§ REQUIREMENTS:
Say how many lines contain the string "dialog". Give no other output.

§ DATA SHOWN:
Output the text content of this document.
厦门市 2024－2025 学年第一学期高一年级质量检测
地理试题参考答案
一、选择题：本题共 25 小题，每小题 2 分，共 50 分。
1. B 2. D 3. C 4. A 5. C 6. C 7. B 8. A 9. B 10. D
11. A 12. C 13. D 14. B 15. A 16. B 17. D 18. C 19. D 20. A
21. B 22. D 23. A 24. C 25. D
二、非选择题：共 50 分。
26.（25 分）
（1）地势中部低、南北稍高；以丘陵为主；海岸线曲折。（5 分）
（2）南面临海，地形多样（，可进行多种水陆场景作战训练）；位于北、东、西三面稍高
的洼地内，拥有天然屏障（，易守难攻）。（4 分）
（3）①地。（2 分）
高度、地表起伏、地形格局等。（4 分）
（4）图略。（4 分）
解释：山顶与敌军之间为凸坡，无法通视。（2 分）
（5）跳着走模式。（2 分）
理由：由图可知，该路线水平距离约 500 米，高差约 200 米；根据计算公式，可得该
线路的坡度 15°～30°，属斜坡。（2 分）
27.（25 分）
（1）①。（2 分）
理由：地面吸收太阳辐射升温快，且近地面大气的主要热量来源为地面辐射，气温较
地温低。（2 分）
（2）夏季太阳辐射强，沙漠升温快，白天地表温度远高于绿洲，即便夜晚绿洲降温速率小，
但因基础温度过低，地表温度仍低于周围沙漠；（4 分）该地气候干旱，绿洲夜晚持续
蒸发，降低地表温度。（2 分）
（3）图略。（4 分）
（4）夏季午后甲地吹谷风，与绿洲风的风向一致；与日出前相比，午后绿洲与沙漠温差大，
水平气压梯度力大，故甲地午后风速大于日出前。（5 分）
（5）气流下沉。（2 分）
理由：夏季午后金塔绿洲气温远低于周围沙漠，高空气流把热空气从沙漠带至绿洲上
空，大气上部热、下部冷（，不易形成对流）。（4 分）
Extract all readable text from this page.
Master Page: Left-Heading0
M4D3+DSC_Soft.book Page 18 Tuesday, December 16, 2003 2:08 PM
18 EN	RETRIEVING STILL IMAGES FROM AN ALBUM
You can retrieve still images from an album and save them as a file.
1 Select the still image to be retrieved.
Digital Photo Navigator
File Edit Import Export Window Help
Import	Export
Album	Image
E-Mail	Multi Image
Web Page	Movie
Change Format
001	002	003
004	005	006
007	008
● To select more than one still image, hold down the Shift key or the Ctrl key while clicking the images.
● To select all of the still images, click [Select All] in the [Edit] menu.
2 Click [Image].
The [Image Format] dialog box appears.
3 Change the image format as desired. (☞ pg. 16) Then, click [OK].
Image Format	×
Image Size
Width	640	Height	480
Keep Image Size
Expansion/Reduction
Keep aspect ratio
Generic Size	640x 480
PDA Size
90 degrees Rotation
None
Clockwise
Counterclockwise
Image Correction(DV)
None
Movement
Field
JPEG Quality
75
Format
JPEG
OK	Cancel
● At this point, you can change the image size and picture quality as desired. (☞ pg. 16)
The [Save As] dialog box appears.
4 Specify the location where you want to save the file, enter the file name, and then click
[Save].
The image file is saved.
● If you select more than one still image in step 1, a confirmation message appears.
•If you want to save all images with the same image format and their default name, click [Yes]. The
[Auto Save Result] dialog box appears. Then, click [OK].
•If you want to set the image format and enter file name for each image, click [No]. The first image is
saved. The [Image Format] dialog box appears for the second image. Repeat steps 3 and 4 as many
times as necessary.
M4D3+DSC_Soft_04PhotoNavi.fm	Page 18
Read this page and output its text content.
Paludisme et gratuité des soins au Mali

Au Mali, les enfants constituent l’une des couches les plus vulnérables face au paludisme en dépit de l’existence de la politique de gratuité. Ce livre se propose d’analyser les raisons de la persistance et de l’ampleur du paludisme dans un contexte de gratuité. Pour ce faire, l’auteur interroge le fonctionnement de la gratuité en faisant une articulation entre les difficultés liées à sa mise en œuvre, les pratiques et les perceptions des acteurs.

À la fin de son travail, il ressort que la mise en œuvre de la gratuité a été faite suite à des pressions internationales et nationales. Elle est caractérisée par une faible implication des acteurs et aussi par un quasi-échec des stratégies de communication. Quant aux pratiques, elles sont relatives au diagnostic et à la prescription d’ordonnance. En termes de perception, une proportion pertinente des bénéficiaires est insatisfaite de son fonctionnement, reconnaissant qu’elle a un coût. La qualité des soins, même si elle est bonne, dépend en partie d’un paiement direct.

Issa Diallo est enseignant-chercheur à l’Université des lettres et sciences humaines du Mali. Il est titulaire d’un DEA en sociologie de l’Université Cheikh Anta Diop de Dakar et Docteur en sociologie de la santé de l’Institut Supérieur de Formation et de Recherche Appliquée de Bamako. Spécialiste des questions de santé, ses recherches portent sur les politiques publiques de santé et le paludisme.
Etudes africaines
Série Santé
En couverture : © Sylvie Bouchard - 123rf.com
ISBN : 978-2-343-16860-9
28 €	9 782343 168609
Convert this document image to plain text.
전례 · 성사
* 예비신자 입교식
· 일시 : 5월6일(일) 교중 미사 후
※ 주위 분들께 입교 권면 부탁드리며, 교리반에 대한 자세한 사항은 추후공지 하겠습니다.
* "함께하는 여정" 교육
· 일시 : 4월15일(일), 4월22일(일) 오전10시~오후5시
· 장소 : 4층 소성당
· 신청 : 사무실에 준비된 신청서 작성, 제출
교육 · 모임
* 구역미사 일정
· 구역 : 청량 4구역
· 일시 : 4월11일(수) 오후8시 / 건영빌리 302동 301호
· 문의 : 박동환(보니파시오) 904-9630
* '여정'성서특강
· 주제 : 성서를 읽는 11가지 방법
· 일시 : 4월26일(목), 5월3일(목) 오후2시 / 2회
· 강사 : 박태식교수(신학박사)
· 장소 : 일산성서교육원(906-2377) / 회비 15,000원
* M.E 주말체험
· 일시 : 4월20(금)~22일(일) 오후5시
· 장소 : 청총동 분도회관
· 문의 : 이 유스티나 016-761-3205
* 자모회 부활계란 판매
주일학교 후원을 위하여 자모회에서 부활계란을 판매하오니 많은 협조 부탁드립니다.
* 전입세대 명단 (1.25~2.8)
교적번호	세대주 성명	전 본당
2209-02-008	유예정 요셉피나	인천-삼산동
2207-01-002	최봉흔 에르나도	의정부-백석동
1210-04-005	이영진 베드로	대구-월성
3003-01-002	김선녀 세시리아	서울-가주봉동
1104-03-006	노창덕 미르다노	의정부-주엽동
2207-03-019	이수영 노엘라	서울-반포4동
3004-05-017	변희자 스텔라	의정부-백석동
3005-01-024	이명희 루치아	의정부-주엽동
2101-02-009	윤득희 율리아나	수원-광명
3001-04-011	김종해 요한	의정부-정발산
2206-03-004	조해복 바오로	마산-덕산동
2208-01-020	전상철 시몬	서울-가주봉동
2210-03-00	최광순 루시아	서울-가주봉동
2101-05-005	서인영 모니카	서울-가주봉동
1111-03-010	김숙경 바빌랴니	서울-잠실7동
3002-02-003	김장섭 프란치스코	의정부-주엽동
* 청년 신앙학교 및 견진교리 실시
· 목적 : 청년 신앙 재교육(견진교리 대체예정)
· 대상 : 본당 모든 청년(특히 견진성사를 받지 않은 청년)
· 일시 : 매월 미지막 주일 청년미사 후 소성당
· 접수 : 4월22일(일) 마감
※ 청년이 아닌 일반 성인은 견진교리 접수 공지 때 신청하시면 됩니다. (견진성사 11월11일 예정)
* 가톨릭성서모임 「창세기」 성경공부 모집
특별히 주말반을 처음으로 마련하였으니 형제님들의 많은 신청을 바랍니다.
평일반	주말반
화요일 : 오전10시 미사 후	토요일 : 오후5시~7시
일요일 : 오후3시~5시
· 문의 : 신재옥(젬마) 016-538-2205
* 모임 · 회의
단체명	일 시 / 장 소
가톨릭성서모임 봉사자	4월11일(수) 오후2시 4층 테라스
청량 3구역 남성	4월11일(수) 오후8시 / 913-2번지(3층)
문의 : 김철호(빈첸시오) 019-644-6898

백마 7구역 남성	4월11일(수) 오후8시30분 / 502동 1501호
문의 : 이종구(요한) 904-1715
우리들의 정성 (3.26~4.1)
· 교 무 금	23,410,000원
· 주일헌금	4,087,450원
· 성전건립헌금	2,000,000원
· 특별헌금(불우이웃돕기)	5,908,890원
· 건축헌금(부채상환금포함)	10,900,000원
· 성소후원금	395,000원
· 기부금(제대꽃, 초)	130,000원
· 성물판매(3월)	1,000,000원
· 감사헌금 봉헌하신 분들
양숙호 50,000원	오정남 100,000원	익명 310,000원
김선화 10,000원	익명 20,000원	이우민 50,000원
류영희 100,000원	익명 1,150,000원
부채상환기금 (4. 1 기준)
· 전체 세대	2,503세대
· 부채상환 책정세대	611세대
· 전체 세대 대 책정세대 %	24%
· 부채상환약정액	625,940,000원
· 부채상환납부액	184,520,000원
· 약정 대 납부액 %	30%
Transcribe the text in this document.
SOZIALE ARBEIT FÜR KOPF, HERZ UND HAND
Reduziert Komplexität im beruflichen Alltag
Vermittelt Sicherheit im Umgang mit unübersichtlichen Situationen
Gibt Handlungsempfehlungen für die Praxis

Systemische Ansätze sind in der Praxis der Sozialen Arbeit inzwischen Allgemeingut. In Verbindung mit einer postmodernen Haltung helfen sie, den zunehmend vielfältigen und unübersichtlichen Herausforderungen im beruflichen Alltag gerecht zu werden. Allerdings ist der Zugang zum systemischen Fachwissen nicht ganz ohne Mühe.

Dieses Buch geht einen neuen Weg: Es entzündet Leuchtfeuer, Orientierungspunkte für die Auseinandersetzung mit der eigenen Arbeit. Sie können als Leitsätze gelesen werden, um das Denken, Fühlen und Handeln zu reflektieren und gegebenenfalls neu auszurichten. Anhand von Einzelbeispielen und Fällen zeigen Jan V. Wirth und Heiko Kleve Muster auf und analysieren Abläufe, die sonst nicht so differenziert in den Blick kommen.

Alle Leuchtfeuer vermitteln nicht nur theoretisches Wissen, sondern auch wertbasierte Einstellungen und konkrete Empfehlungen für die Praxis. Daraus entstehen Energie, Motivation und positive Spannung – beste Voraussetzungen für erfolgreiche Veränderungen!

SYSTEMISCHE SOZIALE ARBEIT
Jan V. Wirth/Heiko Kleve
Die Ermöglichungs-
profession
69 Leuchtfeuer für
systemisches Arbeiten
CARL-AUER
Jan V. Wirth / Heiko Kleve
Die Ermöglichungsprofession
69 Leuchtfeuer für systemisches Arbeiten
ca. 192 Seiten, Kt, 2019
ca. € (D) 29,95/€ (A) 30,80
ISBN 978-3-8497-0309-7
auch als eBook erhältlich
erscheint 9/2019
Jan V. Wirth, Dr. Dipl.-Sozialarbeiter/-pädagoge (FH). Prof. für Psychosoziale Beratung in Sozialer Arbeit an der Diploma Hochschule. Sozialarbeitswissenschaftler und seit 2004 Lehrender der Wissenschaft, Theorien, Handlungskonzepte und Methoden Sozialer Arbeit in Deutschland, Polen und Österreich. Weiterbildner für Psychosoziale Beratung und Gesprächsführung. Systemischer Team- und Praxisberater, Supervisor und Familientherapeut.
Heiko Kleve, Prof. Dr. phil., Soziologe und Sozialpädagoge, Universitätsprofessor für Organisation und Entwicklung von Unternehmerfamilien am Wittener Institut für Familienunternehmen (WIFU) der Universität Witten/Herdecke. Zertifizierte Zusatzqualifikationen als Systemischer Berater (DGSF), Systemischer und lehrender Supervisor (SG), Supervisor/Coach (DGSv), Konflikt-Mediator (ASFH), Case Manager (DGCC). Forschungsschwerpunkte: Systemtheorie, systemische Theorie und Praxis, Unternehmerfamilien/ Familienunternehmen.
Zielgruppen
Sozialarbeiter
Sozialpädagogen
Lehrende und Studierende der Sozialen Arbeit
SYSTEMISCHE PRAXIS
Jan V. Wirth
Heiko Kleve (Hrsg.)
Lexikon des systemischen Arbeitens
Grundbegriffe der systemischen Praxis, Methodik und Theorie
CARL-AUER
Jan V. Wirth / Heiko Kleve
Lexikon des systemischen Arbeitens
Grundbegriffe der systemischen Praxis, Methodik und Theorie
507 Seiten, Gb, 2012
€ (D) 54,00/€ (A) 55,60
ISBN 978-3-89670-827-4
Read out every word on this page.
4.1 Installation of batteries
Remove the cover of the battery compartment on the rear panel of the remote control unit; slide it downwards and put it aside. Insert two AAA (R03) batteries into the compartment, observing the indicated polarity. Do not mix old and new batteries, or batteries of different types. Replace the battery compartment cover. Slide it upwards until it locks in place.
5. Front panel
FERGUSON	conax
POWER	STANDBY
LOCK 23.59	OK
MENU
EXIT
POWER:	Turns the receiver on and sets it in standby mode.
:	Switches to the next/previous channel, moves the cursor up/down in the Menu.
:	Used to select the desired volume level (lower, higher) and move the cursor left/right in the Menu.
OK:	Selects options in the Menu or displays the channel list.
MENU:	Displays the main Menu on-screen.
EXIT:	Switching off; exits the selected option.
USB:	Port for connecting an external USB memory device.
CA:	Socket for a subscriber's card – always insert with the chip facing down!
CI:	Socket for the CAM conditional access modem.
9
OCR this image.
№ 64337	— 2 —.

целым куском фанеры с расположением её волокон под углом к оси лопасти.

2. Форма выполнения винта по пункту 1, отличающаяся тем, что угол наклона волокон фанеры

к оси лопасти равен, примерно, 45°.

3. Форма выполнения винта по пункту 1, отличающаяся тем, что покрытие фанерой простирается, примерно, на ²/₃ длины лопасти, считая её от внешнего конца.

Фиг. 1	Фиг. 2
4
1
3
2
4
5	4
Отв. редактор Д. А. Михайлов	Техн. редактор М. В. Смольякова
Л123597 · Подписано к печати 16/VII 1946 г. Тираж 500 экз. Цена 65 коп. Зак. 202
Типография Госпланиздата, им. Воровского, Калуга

§ EXPECTED OUTPUT:
4